Written task
Can you transcribe every record below exactly as it appears?

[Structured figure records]
==============================

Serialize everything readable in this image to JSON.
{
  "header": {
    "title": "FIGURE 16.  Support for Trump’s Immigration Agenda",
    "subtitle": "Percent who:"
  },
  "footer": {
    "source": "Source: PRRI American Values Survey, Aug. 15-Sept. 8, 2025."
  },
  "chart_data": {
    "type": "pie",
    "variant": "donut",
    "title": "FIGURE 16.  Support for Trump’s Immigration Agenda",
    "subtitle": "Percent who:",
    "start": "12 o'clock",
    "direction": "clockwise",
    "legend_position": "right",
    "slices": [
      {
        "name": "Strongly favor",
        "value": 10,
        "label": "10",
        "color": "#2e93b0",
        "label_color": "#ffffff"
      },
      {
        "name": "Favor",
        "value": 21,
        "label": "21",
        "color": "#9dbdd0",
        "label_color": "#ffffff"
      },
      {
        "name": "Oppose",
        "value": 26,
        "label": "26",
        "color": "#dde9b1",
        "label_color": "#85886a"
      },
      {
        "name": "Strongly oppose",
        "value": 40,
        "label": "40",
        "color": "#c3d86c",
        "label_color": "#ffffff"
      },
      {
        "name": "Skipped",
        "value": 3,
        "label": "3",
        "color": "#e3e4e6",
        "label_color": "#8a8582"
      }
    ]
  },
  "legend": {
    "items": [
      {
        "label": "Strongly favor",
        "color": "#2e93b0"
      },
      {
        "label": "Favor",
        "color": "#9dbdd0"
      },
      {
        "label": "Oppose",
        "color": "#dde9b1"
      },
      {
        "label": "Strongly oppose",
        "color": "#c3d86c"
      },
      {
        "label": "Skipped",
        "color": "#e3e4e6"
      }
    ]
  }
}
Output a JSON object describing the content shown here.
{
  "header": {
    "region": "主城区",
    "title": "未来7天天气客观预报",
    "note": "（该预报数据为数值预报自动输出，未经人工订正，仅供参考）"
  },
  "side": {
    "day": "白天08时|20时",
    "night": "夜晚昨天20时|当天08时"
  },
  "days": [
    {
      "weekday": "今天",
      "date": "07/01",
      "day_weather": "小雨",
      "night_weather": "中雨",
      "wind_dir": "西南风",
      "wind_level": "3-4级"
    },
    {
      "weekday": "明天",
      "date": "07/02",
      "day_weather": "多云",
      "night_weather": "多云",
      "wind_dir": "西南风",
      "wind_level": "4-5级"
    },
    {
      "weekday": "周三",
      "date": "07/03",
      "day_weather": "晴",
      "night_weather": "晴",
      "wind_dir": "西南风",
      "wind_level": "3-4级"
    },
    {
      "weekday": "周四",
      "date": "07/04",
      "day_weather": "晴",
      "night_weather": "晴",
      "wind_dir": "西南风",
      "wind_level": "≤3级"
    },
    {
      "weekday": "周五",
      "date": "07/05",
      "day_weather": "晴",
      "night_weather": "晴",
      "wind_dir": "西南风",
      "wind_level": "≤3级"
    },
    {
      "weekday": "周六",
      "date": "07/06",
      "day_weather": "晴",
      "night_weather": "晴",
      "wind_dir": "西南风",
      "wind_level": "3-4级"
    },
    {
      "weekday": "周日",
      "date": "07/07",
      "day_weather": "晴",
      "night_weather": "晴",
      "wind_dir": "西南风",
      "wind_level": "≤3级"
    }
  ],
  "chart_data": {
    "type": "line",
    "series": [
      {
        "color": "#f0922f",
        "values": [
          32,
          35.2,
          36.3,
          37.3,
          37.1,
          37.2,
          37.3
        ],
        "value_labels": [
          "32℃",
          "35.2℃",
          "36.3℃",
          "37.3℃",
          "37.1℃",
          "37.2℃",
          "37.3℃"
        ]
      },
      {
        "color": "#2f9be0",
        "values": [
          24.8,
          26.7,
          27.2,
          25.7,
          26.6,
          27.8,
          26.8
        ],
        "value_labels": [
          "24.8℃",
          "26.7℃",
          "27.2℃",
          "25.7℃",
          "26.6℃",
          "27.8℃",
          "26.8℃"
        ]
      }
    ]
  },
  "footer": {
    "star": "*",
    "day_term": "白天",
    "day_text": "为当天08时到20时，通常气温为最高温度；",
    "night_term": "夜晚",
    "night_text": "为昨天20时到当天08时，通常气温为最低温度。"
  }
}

==============================

Answer to this problem
Serialize everything readable in this image to JSON.
{
  "header": {
    "title": "FIGURE 16.  Support for Trump’s Immigration Agenda",
    "subtitle": "Percent who:"
  },
  "footer": {
    "source": "Source: PRRI American Values Survey, Aug. 15-Sept. 8, 2025."
  },
  "chart_data": {
    "type": "pie",
    "variant": "donut",
    "title": "FIGURE 16.  Support for Trump’s Immigration Agenda",
    "subtitle": "Percent who:",
    "start": "12 o'clock",
    "direction": "clockwise",
    "legend_position": "right",
    "slices": [
      {
        "name": "Strongly favor",
        "value": 10,
        "label": "10",
        "color": "#2e93b0",
        "label_color": "#ffffff"
      },
      {
        "name": "Favor",
        "value": 21,
        "label": "21",
        "color": "#9dbdd0",
        "label_color": "#ffffff"
      },
      {
        "name": "Oppose",
        "value": 26,
        "label": "26",
        "color": "#dde9b1",
        "label_color": "#85886a"
      },
      {
        "name": "Strongly oppose",
        "value": 40,
        "label": "40",
        "color": "#c3d86c",
        "label_color": "#ffffff"
      },
      {
        "name": "Skipped",
        "value": 3,
        "label": "3",
        "color": "#e3e4e6",
        "label_color": "#8a8582"
      }
    ]
  },
  "legend": {
    "items": [
      {
        "label": "Strongly favor",
        "color": "#2e93b0"
      },
      {
        "label": "Favor",
        "color": "#9dbdd0"
      },
      {
        "label": "Oppose",
        "color": "#dde9b1"
      },
      {
        "label": "Strongly oppose",
        "color": "#c3d86c"
      },
      {
        "label": "Skipped",
        "color": "#e3e4e6"
      }
    ]
  }
}
Output a JSON object describing the content shown here.
{
  "header": {
    "region": "主城区",
    "title": "未来7天天气客观预报",
    "note": "（该预报数据为数值预报自动输出，未经人工订正，仅供参考）"
  },
  "side": {
    "day": "白天08时|20时",
    "night": "夜晚昨天20时|当天08时"
  },
  "days": [
    {
      "weekday": "今天",
      "date": "07/01",
      "day_weather": "小雨",
      "night_weather": "中雨",
      "wind_dir": "西南风",
      "wind_level": "3-4级"
    },
    {
      "weekday": "明天",
      "date": "07/02",
      "day_weather": "多云",
      "night_weather": "多云",
      "wind_dir": "西南风",
      "wind_level": "4-5级"
    },
    {
      "weekday": "周三",
      "date": "07/03",
      "day_weather": "晴",
      "night_weather": "晴",
      "wind_dir": "西南风",
      "wind_level": "3-4级"
    },
    {
      "weekday": "周四",
      "date": "07/04",
      "day_weather": "晴",
      "night_weather": "晴",
      "wind_dir": "西南风",
      "wind_level": "≤3级"
    },
    {
      "weekday": "周五",
      "date": "07/05",
      "day_weather": "晴",
      "night_weather": "晴",
      "wind_dir": "西南风",
      "wind_level": "≤3级"
    },
    {
      "weekday": "周六",
      "date": "07/06",
      "day_weather": "晴",
      "night_weather": "晴",
      "wind_dir": "西南风",
      "wind_level": "3-4级"
    },
    {
      "weekday": "周日",
      "date": "07/07",
      "day_weather": "晴",
      "night_weather": "晴",
      "wind_dir": "西南风",
      "wind_level": "≤3级"
    }
  ],
  "chart_data": {
    "type": "line",
    "series": [
      {
        "color": "#f0922f",
        "values": [
          32,
          35.2,
          36.3,
          37.3,
          37.1,
          37.2,
          37.3
        ],
        "value_labels": [
          "32℃",
          "35.2℃",
          "36.3℃",
          "37.3℃",
          "37.1℃",
          "37.2℃",
          "37.3℃"
        ]
      },
      {
        "color": "#2f9be0",
        "values": [
          24.8,
          26.7,
          27.2,
          25.7,
          26.6,
          27.8,
          26.8
        ],
        "value_labels": [
          "24.8℃",
          "26.7℃",
          "27.2℃",
          "25.7℃",
          "26.6℃",
          "27.8℃",
          "26.8℃"
        ]
      }
    ]
  },
  "footer": {
    "star": "*",
    "day_term": "白天",
    "day_text": "为当天08时到20时，通常气温为最高温度；",
    "night_term": "夜晚",
    "night_text": "为昨天20时到当天08时，通常气温为最低温度。"
  }
}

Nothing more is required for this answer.